-- Start of STORED DATA --
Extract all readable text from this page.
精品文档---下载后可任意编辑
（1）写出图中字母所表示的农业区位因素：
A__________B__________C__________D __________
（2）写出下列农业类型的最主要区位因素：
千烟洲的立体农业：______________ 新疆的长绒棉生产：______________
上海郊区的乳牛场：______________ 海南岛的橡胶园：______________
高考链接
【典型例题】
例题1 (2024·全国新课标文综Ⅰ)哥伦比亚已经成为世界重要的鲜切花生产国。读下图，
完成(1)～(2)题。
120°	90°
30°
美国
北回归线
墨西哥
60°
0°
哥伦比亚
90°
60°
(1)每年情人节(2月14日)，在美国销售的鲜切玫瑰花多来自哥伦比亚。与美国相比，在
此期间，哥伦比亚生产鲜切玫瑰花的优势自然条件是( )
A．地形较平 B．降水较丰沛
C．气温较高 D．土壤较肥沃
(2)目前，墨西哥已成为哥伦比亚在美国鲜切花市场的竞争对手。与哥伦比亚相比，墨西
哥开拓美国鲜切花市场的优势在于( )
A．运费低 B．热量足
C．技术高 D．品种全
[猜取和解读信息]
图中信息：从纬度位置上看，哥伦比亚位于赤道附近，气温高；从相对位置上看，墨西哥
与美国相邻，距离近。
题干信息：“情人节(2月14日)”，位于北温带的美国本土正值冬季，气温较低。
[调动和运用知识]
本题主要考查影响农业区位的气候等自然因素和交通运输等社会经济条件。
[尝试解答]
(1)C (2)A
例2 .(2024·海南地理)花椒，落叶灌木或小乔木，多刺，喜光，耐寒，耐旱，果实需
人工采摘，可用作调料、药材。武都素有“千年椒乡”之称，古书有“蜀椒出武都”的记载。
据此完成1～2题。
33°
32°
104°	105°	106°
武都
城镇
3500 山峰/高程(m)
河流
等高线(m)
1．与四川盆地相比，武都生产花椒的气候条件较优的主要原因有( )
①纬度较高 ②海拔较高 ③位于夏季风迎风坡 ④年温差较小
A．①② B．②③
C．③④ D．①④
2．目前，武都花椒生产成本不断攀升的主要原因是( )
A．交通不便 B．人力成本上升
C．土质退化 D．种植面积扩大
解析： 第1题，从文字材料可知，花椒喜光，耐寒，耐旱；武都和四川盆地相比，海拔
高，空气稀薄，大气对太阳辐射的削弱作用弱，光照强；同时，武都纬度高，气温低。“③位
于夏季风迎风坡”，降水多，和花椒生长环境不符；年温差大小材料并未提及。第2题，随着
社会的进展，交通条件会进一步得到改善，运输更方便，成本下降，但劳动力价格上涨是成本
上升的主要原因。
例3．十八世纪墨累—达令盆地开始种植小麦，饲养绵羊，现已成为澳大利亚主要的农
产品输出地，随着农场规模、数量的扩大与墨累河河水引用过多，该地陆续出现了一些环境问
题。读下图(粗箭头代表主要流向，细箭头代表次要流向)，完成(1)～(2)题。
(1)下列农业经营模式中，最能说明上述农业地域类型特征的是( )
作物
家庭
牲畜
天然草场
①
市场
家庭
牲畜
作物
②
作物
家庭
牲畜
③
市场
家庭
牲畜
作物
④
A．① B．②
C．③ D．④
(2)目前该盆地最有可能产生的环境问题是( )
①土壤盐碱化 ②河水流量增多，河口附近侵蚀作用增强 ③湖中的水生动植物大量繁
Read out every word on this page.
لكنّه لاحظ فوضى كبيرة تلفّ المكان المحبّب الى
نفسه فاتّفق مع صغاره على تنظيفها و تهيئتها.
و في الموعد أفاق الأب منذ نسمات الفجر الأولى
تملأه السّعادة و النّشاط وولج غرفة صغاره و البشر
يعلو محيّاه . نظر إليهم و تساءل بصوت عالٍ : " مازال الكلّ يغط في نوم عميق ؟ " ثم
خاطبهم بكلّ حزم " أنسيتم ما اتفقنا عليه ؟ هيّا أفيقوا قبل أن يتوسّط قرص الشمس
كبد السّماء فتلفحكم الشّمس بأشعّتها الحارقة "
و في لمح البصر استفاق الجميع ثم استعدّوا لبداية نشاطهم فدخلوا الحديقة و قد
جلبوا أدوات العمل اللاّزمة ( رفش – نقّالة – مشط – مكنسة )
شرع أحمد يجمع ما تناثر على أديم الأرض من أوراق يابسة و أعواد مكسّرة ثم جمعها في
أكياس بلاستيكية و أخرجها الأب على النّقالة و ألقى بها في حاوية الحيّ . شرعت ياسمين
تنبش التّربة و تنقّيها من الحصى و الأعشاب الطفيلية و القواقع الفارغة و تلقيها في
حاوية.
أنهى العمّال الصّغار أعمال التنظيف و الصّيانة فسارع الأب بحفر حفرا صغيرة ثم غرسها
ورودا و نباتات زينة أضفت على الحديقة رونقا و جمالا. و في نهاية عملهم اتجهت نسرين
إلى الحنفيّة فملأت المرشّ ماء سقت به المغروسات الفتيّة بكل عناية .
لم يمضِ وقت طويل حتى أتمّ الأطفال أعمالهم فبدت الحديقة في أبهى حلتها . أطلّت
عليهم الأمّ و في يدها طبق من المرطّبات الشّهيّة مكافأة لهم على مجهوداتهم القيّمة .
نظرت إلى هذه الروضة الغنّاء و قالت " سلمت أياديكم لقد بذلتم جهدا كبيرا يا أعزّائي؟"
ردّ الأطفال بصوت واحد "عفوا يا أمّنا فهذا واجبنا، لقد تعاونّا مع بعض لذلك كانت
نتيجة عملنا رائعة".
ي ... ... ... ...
-- End of STORED DATA --
#### WORK REQUIRED:
Starting with the line that contains "Read out every word on this page.", repeat each line through the last one exactly as it appears. Include both ends and nothing more.

#### RESPONSE:
Read out every word on this page.
لكنّه لاحظ فوضى كبيرة تلفّ المكان المحبّب الى
نفسه فاتّفق مع صغاره على تنظيفها و تهيئتها.
و في الموعد أفاق الأب منذ نسمات الفجر الأولى
تملأه السّعادة و النّشاط وولج غرفة صغاره و البشر
يعلو محيّاه . نظر إليهم و تساءل بصوت عالٍ : " مازال الكلّ يغط في نوم عميق ؟ " ثم
خاطبهم بكلّ حزم " أنسيتم ما اتفقنا عليه ؟ هيّا أفيقوا قبل أن يتوسّط قرص الشمس
كبد السّماء فتلفحكم الشّمس بأشعّتها الحارقة "
و في لمح البصر استفاق الجميع ثم استعدّوا لبداية نشاطهم فدخلوا الحديقة و قد
جلبوا أدوات العمل اللاّزمة ( رفش – نقّالة – مشط – مكنسة )
شرع أحمد يجمع ما تناثر على أديم الأرض من أوراق يابسة و أعواد مكسّرة ثم جمعها في
أكياس بلاستيكية و أخرجها الأب على النّقالة و ألقى بها في حاوية الحيّ . شرعت ياسمين
تنبش التّربة و تنقّيها من الحصى و الأعشاب الطفيلية و القواقع الفارغة و تلقيها في
حاوية.
أنهى العمّال الصّغار أعمال التنظيف و الصّيانة فسارع الأب بحفر حفرا صغيرة ثم غرسها
ورودا و نباتات زينة أضفت على الحديقة رونقا و جمالا. و في نهاية عملهم اتجهت نسرين
إلى الحنفيّة فملأت المرشّ ماء سقت به المغروسات الفتيّة بكل عناية .
لم يمضِ وقت طويل حتى أتمّ الأطفال أعمالهم فبدت الحديقة في أبهى حلتها . أطلّت
عليهم الأمّ و في يدها طبق من المرطّبات الشّهيّة مكافأة لهم على مجهوداتهم القيّمة .
نظرت إلى هذه الروضة الغنّاء و قالت " سلمت أياديكم لقد بذلتم جهدا كبيرا يا أعزّائي؟"
ردّ الأطفال بصوت واحد "عفوا يا أمّنا فهذا واجبنا، لقد تعاونّا مع بعض لذلك كانت
نتيجة عملنا رائعة".
ي ... ... ... ...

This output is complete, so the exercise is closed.